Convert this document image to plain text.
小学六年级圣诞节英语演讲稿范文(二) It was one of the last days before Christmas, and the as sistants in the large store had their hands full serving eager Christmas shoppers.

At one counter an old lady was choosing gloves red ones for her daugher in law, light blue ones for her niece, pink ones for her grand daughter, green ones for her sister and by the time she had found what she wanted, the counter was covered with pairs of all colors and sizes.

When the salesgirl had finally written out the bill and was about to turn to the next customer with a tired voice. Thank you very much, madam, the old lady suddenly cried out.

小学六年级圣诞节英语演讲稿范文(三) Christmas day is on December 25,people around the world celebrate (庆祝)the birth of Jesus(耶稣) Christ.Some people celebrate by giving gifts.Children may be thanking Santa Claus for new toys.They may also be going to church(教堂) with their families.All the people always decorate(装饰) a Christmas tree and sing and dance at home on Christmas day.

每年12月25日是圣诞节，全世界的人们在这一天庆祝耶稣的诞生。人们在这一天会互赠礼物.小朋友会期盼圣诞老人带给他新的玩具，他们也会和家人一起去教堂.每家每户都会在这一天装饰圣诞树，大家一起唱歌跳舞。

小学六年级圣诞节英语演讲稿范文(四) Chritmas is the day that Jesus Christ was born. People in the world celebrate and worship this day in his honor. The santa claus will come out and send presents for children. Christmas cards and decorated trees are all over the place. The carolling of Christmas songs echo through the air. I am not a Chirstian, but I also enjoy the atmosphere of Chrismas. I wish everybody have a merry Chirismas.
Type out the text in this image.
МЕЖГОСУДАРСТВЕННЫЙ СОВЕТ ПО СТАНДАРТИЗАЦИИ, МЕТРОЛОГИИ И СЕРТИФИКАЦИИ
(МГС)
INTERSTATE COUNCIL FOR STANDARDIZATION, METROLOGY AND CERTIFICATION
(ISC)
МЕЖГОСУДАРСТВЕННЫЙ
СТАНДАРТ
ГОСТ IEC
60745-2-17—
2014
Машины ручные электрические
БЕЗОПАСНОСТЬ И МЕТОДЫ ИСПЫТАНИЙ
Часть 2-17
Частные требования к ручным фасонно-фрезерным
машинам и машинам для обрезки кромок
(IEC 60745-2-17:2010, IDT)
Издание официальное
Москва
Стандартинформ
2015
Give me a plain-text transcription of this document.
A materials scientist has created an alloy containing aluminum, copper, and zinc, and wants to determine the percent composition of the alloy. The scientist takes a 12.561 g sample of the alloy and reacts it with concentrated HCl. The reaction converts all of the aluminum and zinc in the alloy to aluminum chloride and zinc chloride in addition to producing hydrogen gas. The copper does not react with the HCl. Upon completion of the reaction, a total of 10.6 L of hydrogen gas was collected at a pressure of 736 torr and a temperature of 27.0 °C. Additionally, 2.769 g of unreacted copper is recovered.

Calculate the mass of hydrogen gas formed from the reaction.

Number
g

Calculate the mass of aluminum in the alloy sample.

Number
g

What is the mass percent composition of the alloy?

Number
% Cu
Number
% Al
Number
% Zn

**WHAT THE EXERCISE ASKS**
Copy, from the material, each line that holds the string "image".

**TASK ANSWER**
Convert this document image to plain text.
Type out the text in this image.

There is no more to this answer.